**What to produce**
Quote every line below exactly as it reads.

**Data lines**
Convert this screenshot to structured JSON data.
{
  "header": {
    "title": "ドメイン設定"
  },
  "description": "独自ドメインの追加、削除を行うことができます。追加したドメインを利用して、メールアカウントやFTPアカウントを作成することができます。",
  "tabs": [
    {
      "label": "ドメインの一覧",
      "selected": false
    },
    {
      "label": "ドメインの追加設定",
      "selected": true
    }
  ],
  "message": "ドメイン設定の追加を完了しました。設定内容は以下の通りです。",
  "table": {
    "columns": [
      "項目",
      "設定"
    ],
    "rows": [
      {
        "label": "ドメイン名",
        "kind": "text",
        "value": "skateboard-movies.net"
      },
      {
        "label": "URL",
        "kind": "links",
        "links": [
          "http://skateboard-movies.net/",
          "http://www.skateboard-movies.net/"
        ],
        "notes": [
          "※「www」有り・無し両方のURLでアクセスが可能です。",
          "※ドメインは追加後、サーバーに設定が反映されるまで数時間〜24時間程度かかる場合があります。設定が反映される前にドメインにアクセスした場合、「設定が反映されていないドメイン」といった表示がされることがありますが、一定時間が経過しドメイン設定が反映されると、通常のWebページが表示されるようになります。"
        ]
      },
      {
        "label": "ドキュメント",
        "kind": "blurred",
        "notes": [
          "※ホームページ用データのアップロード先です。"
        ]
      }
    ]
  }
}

**Correct response**
Convert this screenshot to structured JSON data.
{
  "header": {
    "title": "ドメイン設定"
  },
  "description": "独自ドメインの追加、削除を行うことができます。追加したドメインを利用して、メールアカウントやFTPアカウントを作成することができます。",
  "tabs": [
    {
      "label": "ドメインの一覧",
      "selected": false
    },
    {
      "label": "ドメインの追加設定",
      "selected": true
    }
  ],
  "message": "ドメイン設定の追加を完了しました。設定内容は以下の通りです。",
  "table": {
    "columns": [
      "項目",
      "設定"
    ],
    "rows": [
      {
        "label": "ドメイン名",
        "kind": "text",
        "value": "skateboard-movies.net"
      },
      {
        "label": "URL",
        "kind": "links",
        "links": [
          "http://skateboard-movies.net/",
          "http://www.skateboard-movies.net/"
        ],
        "notes": [
          "※「www」有り・無し両方のURLでアクセスが可能です。",
          "※ドメインは追加後、サーバーに設定が反映されるまで数時間〜24時間程度かかる場合があります。設定が反映される前にドメインにアクセスした場合、「設定が反映されていないドメイン」といった表示がされることがありますが、一定時間が経過しドメイン設定が反映されると、通常のWebページが表示されるようになります。"
        ]
      },
      {
        "label": "ドキュメント",
        "kind": "blurred",
        "notes": [
          "※ホームページ用データのアップロード先です。"
        ]
      }
    ]
  }
}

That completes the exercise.